## EXERCISE DATA
┏━━

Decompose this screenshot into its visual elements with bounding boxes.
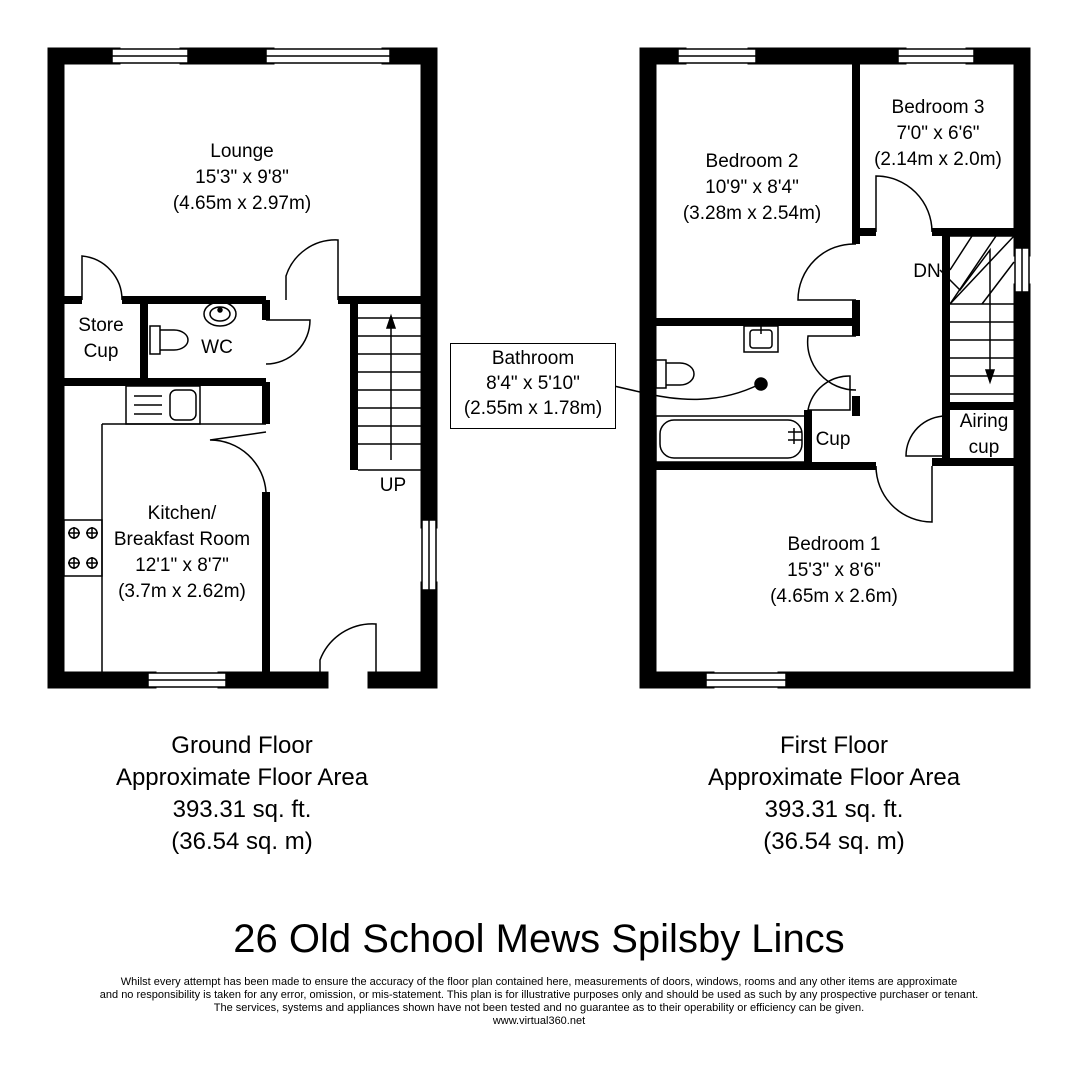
lounge-size-imperial: 15'3" x 9'8" — [195, 167, 289, 188]
bedroom3-size-imperial: 7'0" x 6'6" — [896, 123, 980, 144]
bedroom2-size-metric: (3.28m x 2.54m) — [682, 203, 822, 224]
bedroom1-size-metric: (4.65m x 2.6m) — [770, 586, 898, 607]
disclaimer-line-3: The services, systems and appliances shown have not been tested and no guarantee as to their operability or efficiency can be given. — [213, 1002, 865, 1014]
first-floor-staircase — [940, 236, 1014, 394]
first-floor-area-sqm: (36.54 sq. m) — [763, 828, 905, 855]
disclaimer-line-1: Whilst every attempt has been made to ensure the accuracy of the floor plan contained here, measurements of doors, windows, rooms and any other items are approximate — [120, 976, 958, 988]
bedroom3-size-metric: (2.14m x 2.0m) — [874, 149, 1002, 170]
lounge-size-metric: (4.65m x 2.97m) — [172, 193, 312, 214]
cup-name: Cup — [815, 429, 851, 450]
bedroom1-size-imperial: 15'3" x 8'6" — [787, 560, 881, 581]
ground-floor-title: Ground Floor — [171, 732, 313, 759]
first-floor-caption: Approximate Floor Area — [707, 764, 961, 791]
room-label-bedroom-2 — [652, 149, 852, 227]
wc-name: WC — [201, 337, 233, 358]
website-link: www.virtual360.net — [492, 1015, 586, 1027]
lounge-name: Lounge — [210, 141, 274, 162]
stairs-down-label: DN — [913, 261, 941, 282]
room-label-cupboard — [810, 427, 856, 453]
bedroom1-name: Bedroom 1 — [787, 534, 881, 555]
room-label-airing-cupboard — [950, 409, 1018, 461]
room-label-bathroom — [450, 343, 616, 429]
first-floor-doors — [798, 176, 946, 522]
kitchen-line1: Kitchen/ — [147, 503, 217, 524]
disclaimer-line-2: and no responsibility is taken for any error, omission, or mis-statement. This plan is for illustrative purposes only and should be used as such by any prospective purchaser or tenant. — [99, 989, 979, 1001]
room-label-wc — [190, 335, 244, 361]
room-label-bedroom-3 — [860, 95, 1016, 173]
bedroom3-name: Bedroom 3 — [891, 97, 985, 118]
bedroom2-size-imperial: 10'9" x 8'4" — [705, 177, 799, 198]
store-line2: Cup — [83, 341, 119, 362]
room-label-bedroom-1 — [734, 532, 934, 610]
first-floor-area-sqft: 393.31 sq. ft. — [764, 796, 904, 823]
room-label-store-cupboard — [62, 313, 140, 365]
first-floor-summary — [664, 730, 1004, 858]
stairs-up-label: UP — [379, 475, 407, 496]
bedroom2-name: Bedroom 2 — [705, 151, 799, 172]
room-label-lounge — [142, 139, 342, 217]
ground-floor-area-sqm: (36.54 sq. m) — [171, 828, 313, 855]
bathroom-name: Bathroom — [491, 348, 575, 369]
ground-floor-staircase — [354, 300, 424, 470]
room-label-kitchen — [92, 501, 272, 605]
bathroom-size-metric: (2.55m x 1.78m) — [463, 398, 603, 419]
disclaimer — [0, 976, 1078, 1028]
kitchen-size-metric: (3.7m x 2.62m) — [118, 581, 246, 602]
bathroom-size-imperial: 8'4" x 5'10" — [486, 373, 580, 394]
airing-line1: Airing — [959, 411, 1009, 432]
ground-floor-summary — [72, 730, 412, 858]
kitchen-line2: Breakfast Room — [113, 529, 251, 550]
kitchen-size-imperial: 12'1" x 8'7" — [135, 555, 229, 576]
property-address-title: 26 Old School Mews Spilsby Lincs — [233, 917, 845, 961]
ground-floor-area-sqft: 393.31 sq. ft. — [172, 796, 312, 823]
ground-floor-doors — [82, 240, 376, 680]
first-floor-title: First Floor — [780, 732, 888, 759]
store-line1: Store — [78, 315, 124, 336]
ground-floor-caption: Approximate Floor Area — [115, 764, 369, 791]
airing-line2: cup — [968, 437, 1000, 458]
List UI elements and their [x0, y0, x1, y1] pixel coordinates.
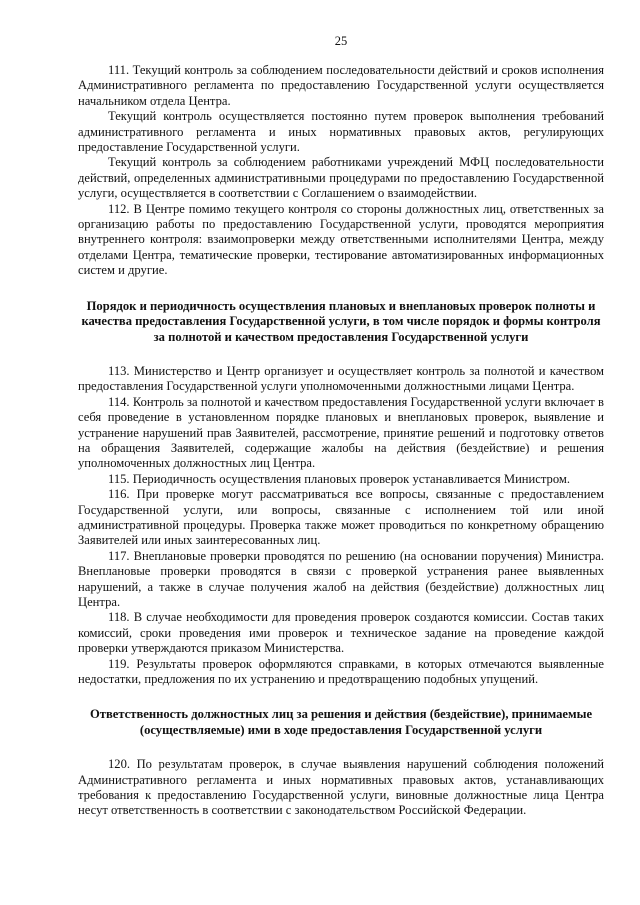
paragraph-111-mfc: Текущий контроль за соблюдением работниками учреждений МФЦ последовательности действий, определенных административными процедурами по предоставлению Государственной услуги, осуществляется в соответствии с Соглашением о взаимодействии. — [78, 155, 604, 201]
paragraph-118: 118. В случае необходимости для проведения проверок создаются комиссии. Состав таких комиссий, сроки проведения ими проверок и техническое задание на проведение каждой проверки утверждаются приказом Министерства. — [78, 610, 604, 656]
paragraph-119: 119. Результаты проверок оформляются справками, в которых отмечаются выявленные недостатки, предложения по их устранению и предотвращению подобных упущений. — [78, 656, 604, 687]
paragraph-111: 111. Текущий контроль за соблюдением последовательности действий и сроков исполнения Административного регламента по предоставлению Государственной услуги осуществляется начальником отдела Центра. — [78, 63, 604, 108]
paragraph-113: 113. Министерство и Центр организует и осуществляет контроль за полнотой и качеством предоставления Государственной услуги уполномоченными должностными лицами Центра. — [78, 363, 604, 394]
paragraph-115: 115. Периодичность осуществления плановых проверок устанавливается Министром. — [108, 471, 571, 486]
spacer — [78, 279, 604, 299]
paragraph-116: 116. При проверке могут рассматриваться все вопросы, связанные с предоставлением Государственной услуги, или вопросы, связанные с исполнением той или иной административной процедуры. Проверка также может проводиться по конкретному обращению Заявителей или иных заинтересованных лиц. — [78, 487, 604, 548]
spacer — [78, 345, 604, 364]
paragraph-120: 120. По результатам проверок, в случае выявления нарушений соблюдения положений Административного регламента и иных нормативных правовых актов, устанавливающих требования к предоставлению Государственной услуги, виновные должностные лица Центра несут ответственность в соответствии с законодательством Российской Федерации. — [78, 757, 604, 818]
document-body — [78, 63, 604, 819]
section-heading-responsibility: Ответственность должностных лиц за решения и действия (бездействие), принимаемые (осуществляемые) ими в ходе предоставления Государственной услуги — [89, 707, 593, 737]
section-heading-inspections: Порядок и периодичность осуществления плановых и внеплановых проверок полноты и качества предоставления Государственной услуги, в том числе порядок и формы контроля за полнотой и качеством предоставления Государственной услуги — [81, 298, 601, 344]
paragraph-117: 117. Внеплановые проверки проводятся по решению (на основании поручения) Министра. Внеплановые проверки проводятся в связи с проверкой устранения ранее выявленных нарушений, а также в случае получения жалоб на действия (бездействие) должностных лиц Центра. — [78, 548, 604, 609]
paragraph-111-continued: Текущий контроль осуществляется постоянно путем проверок выполнения требований административного регламента и иных нормативных правовых актов, регулирующих предоставление Государственной услуги. — [78, 109, 604, 155]
paragraph-112: 112. В Центре помимо текущего контроля со стороны должностных лиц, ответственных за организацию работы по предоставлению Государственной услуги, проводятся мероприятия внутреннего контроля: взаимопроверки между ответственными исполнителями Центра, между отделами Центра, тематические проверки, тестирование автоматизированных информационных систем и другие. — [78, 201, 604, 278]
spacer — [78, 738, 604, 757]
paragraph-114: 114. Контроль за полнотой и качеством предоставления Государственной услуги включает в себя проведение в установленном порядке плановых и внеплановых проверок, выявление и устранение нарушений прав Заявителей, рассмотрение, принятие решений и подготовку ответов на обращения Заявителей, содержащие жалобы на действия (бездействие) и решения уполномоченных должностных лиц Центра. — [78, 394, 604, 471]
spacer — [78, 687, 604, 707]
page-number: 25 — [334, 34, 348, 48]
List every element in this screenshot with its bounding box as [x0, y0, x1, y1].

┗━━

## GOAL OF THE EXERCISE
Render every line of the entries above as a JSON list of strings, one string per line, with blank lines dropped and the pictures left out.

## RESPONSE TO THIS EXERCISE
[
  "Decompose this screenshot into its visual elements with bounding boxes.",
  "lounge-size-imperial: 15'3\" x 9'8\" — [195, 167, 289, 188]",
  "bedroom3-size-imperial: 7'0\" x 6'6\" — [896, 123, 980, 144]",
  "bedroom2-size-metric: (3.28m x 2.54m) — [682, 203, 822, 224]",
  "bedroom1-size-metric: (4.65m x 2.6m) — [770, 586, 898, 607]",
  "disclaimer-line-3: The services, systems and appliances shown have not been tested and no guarantee as to their operability or efficiency can be given. — [213, 1002, 865, 1014]",
  "first-floor-staircase — [940, 236, 1014, 394]",
  "first-floor-area-sqm: (36.54 sq. m) — [763, 828, 905, 855]",
  "disclaimer-line-1: Whilst every attempt has been made to ensure the accuracy of the floor plan contained here, measurements of doors, windows, rooms and any other items are approximate — [120, 976, 958, 988]",
  "bedroom3-size-metric: (2.14m x 2.0m) — [874, 149, 1002, 170]",
  "lounge-size-metric: (4.65m x 2.97m) — [172, 193, 312, 214]",
  "cup-name: Cup — [815, 429, 851, 450]",
  "bedroom1-size-imperial: 15'3\" x 8'6\" — [787, 560, 881, 581]",
  "ground-floor-title: Ground Floor — [171, 732, 313, 759]",
  "first-floor-caption: Approximate Floor Area — [707, 764, 961, 791]",
  "room-label-bedroom-2 — [652, 149, 852, 227]",
  "wc-name: WC — [201, 337, 233, 358]",
  "website-link: www.virtual360.net — [492, 1015, 586, 1027]",
  "lounge-name: Lounge — [210, 141, 274, 162]",
  "stairs-down-label: DN — [913, 261, 941, 282]",
  "room-label-cupboard — [810, 427, 856, 453]",
  "bedroom1-name: Bedroom 1 — [787, 534, 881, 555]",
  "room-label-airing-cupboard — [950, 409, 1018, 461]",
  "room-label-bathroom — [450, 343, 616, 429]",
  "first-floor-doors — [798, 176, 946, 522]",
  "kitchen-line1: Kitchen/ — [147, 503, 217, 524]",
  "disclaimer-line-2: and no responsibility is taken for any error, omission, or mis-statement. This plan is for illustrative purposes only and should be used as such by any prospective purchaser or tenant. — [99, 989, 979, 1001]",
  "room-label-wc — [190, 335, 244, 361]",
  "room-label-bedroom-3 — [860, 95, 1016, 173]",
  "bedroom3-name: Bedroom 3 — [891, 97, 985, 118]",
  "bedroom2-size-imperial: 10'9\" x 8'4\" — [705, 177, 799, 198]",
  "store-line2: Cup — [83, 341, 119, 362]",
  "room-label-bedroom-1 — [734, 532, 934, 610]",
  "first-floor-area-sqft: 393.31 sq. ft. — [764, 796, 904, 823]",
  "room-label-store-cupboard — [62, 313, 140, 365]",
  "first-floor-summary — [664, 730, 1004, 858]",
  "stairs-up-label: UP — [379, 475, 407, 496]",
  "bedroom2-name: Bedroom 2 — [705, 151, 799, 172]",
  "room-label-lounge — [142, 139, 342, 217]",
  "ground-floor-area-sqm: (36.54 sq. m) — [171, 828, 313, 855]",
  "bathroom-name: Bathroom — [491, 348, 575, 369]",
  "ground-floor-staircase — [354, 300, 424, 470]",
  "room-label-kitchen — [92, 501, 272, 605]",
  "bathroom-size-metric: (2.55m x 1.78m) — [463, 398, 603, 419]",
  "disclaimer — [0, 976, 1078, 1028]",
  "kitchen-size-metric: (3.7m x 2.62m) — [118, 581, 246, 602]",
  "bathroom-size-imperial: 8'4\" x 5'10\" — [486, 373, 580, 394]",
  "airing-line1: Airing — [959, 411, 1009, 432]",
  "ground-floor-summary — [72, 730, 412, 858]",
  "kitchen-line2: Breakfast Room — [113, 529, 251, 550]",
  "kitchen-size-imperial: 12'1\" x 8'7\" — [135, 555, 229, 576]",
  "property-address-title: 26 Old School Mews Spilsby Lincs — [233, 917, 845, 961]",
  "ground-floor-area-sqft: 393.31 sq. ft. — [172, 796, 312, 823]",
  "ground-floor-doors — [82, 240, 376, 680]",
  "first-floor-title: First Floor — [780, 732, 888, 759]",
  "store-line1: Store — [78, 315, 124, 336]",
  "ground-floor-caption: Approximate Floor Area — [115, 764, 369, 791]",
  "airing-line2: cup — [968, 437, 1000, 458]",
  "List UI elements and their [x0, y0, x1, y1] pixel coordinates.",
  "paragraph-111-mfc: Текущий контроль за соблюдением работниками учреждений МФЦ последовательности действий, определенных административными процедурами по предоставлению Государственной услуги, осуществляется в соответствии с Соглашением о взаимодействии. — [78, 155, 604, 201]",
  "paragraph-118: 118. В случае необходимости для проведения проверок создаются комиссии. Состав таких комиссий, сроки проведения ими проверок и техническое задание на проведение каждой проверки утверждаются приказом Министерства. — [78, 610, 604, 656]",
  "paragraph-119: 119. Результаты проверок оформляются справками, в которых отмечаются выявленные недостатки, предложения по их устранению и предотвращению подобных упущений. — [78, 656, 604, 687]",
  "paragraph-111: 111. Текущий контроль за соблюдением последовательности действий и сроков исполнения Административного регламента по предоставлению Государственной услуги осуществляется начальником отдела Центра. — [78, 63, 604, 108]",
  "paragraph-113: 113. Министерство и Центр организует и осуществляет контроль за полнотой и качеством предоставления Государственной услуги уполномоченными должностными лицами Центра. — [78, 363, 604, 394]",
  "paragraph-115: 115. Периодичность осуществления плановых проверок устанавливается Министром. — [108, 471, 571, 486]",
  "spacer — [78, 279, 604, 299]",
  "paragraph-116: 116. При проверке могут рассматриваться все вопросы, связанные с предоставлением Государственной услуги, или вопросы, связанные с исполнением той или иной административной процедуры. Проверка также может проводиться по конкретному обращению Заявителей или иных заинтересованных лиц. — [78, 487, 604, 548]",
  "spacer — [78, 345, 604, 364]",
  "paragraph-120: 120. По результатам проверок, в случае выявления нарушений соблюдения положений Административного регламента и иных нормативных правовых актов, устанавливающих требования к предоставлению Государственной услуги, виновные должностные лица Центра несут ответственность в соответствии с законодательством Российской Федерации. — [78, 757, 604, 818]",
  "document-body — [78, 63, 604, 819]",
  "section-heading-responsibility: Ответственность должностных лиц за решения и действия (бездействие), принимаемые (осуществляемые) ими в ходе предоставления Государственной услуги — [89, 707, 593, 737]",
  "section-heading-inspections: Порядок и периодичность осуществления плановых и внеплановых проверок полноты и качества предоставления Государственной услуги, в том числе порядок и формы контроля за полнотой и качеством предоставления Государственной услуги — [81, 298, 601, 344]",
  "paragraph-117: 117. Внеплановые проверки проводятся по решению (на основании поручения) Министра. Внеплановые проверки проводятся в связи с проверкой устранения ранее выявленных нарушений, а также в случае получения жалоб на действия (бездействие) должностных лиц Центра. — [78, 548, 604, 609]",
  "paragraph-111-continued: Текущий контроль осуществляется постоянно путем проверок выполнения требований административного регламента и иных нормативных правовых актов, регулирующих предоставление Государственной услуги. — [78, 109, 604, 155]",
  "paragraph-112: 112. В Центре помимо текущего контроля со стороны должностных лиц, ответственных за организацию работы по предоставлению Государственной услуги, проводятся мероприятия внутреннего контроля: взаимопроверки между ответственными исполнителями Центра, между отделами Центра, тематические проверки, тестирование автоматизированных информационных систем и другие. — [78, 201, 604, 278]",
  "spacer — [78, 738, 604, 757]",
  "paragraph-114: 114. Контроль за полнотой и качеством предоставления Государственной услуги включает в себя проведение в установленном порядке плановых и внеплановых проверок, выявление и устранение нарушений прав Заявителей, рассмотрение, принятие решений и подготовку ответов на обращения Заявителей, содержащие жалобы на действия (бездействие) и решения уполномоченных должностных лиц Центра. — [78, 394, 604, 471]",
  "spacer — [78, 687, 604, 707]",
  "page-number: 25 — [334, 34, 348, 48]",
  "List every element in this screenshot with its bounding box as [x0, y0, x1, y1]."
]